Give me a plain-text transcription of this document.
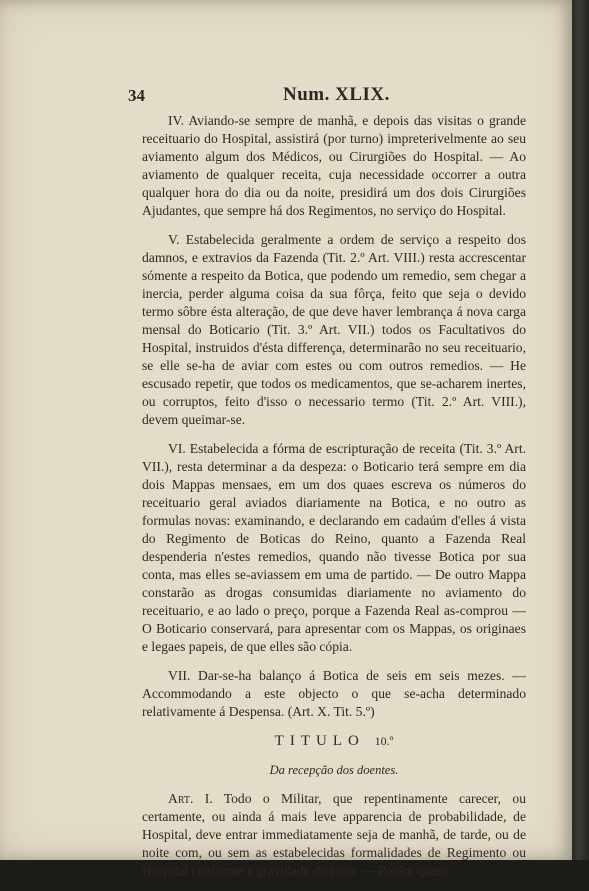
34	Num. XLIX.

IV. Aviando-se sempre de manhã, e depois das visitas o grande receituario do Hospital, assistirá (por turno) impreterivelmente ao seu aviamento algum dos Médicos, ou Cirurgiões do Hospital. — Ao aviamento de qualquer receita, cuja necessidade occorrer a outra qualquer hora do dia ou da noite, presidirá um dos dois Cirurgiões Ajudantes, que sempre há dos Regimentos, no serviço do Hospital.

V. Estabelecida geralmente a ordem de serviço a respeito dos damnos, e extravios da Fazenda (Tit. 2.º Art. VIII.) resta accrescentar sómente a respeito da Botica, que podendo um remedio, sem chegar a inercia, perder alguma coisa da sua fôrça, feito que seja o devido termo sôbre ésta alteração, de que deve haver lembrança á nova carga mensal do Boticario (Tit. 3.º Art. VII.) todos os Facultativos do Hospital, instruidos d'ésta differença, determinarão no seu receituario, se elle se-ha de aviar com estes ou com outros remedios. — He escusado repetir, que todos os medicamentos, que se-acharem inertes, ou corruptos, feito d'isso o necessario termo (Tit. 2.º Art. VIII.), devem queimar-se.

VI. Estabelecida a fórma de escripturação de receita (Tit. 3.º Art. VII.), resta determinar a da despeza: o Boticario terá sempre em dia dois Mappas mensaes, em um dos quaes escreva os números do receituario geral aviados diariamente na Botica, e no outro as formulas novas: examinando, e declarando em cadaúm d'elles á vista do Regimento de Boticas do Reino, quanto a Fazenda Real despenderia n'estes remedios, quando não tivesse Botica por sua conta, mas elles se-aviassem em uma de partido. — De outro Mappa constarão as drogas consumidas diariamente no aviamento do receituario, e ao lado o preço, porque a Fazenda Real as-comprou — O Boticario conservará, para apresentar com os Mappas, os originaes e legaes papeis, de que elles são cópia.

VII. Dar-se-ha balanço á Botica de seis em seis mezes. — Accommodando a este objecto o que se-acha determinado relativamente á Despensa. (Art. X. Tit. 5.º)

TITULO 10.º

Da recepção dos doentes.

Art. I. Todo o Militar, que repentinamente carecer, ou certamente, ou ainda á mais leve apparencia de probabilidade, de Hospital, deve entrar immediatamente seja de manhã, de tarde, ou de noite com, ou sem as estabelecidas formalidades de Regimento ou Hospital conforme a gravidade do caso. — Porém quan-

● Task instructions
Among the entries above, identify all lines with "Fazenda" and copy them.

● Written solution
V. Estabelecida geralmente a ordem de serviço a respeito dos damnos, e extravios da Fazenda (Tit. 2.º Art. VIII.) resta accrescentar sómente a respeito da Botica, que podendo um remedio, sem chegar a inercia, perder alguma coisa da sua fôrça, feito que seja o devido termo sôbre ésta alteração, de que deve haver lembrança á nova carga mensal do Boticario (Tit. 3.º Art. VII.) todos os Facultativos do Hospital, instruidos d'ésta differença, determinarão no seu receituario, se elle se-ha de aviar com estes ou com outros remedios. — He escusado repetir, que todos os medicamentos, que se-acharem inertes, ou corruptos, feito d'isso o necessario termo (Tit. 2.º Art. VIII.), devem queimar-se.
VI. Estabelecida a fórma de escripturação de receita (Tit. 3.º Art. VII.), resta determinar a da despeza: o Boticario terá sempre em dia dois Mappas mensaes, em um dos quaes escreva os números do receituario geral aviados diariamente na Botica, e no outro as formulas novas: examinando, e declarando em cadaúm d'elles á vista do Regimento de Boticas do Reino, quanto a Fazenda Real despenderia n'estes remedios, quando não tivesse Botica por sua conta, mas elles se-aviassem em uma de partido. — De outro Mappa constarão as drogas consumidas diariamente no aviamento do receituario, e ao lado o preço, porque a Fazenda Real as-comprou — O Boticario conservará, para apresentar com os Mappas, os originaes e legaes papeis, de que elles são cópia.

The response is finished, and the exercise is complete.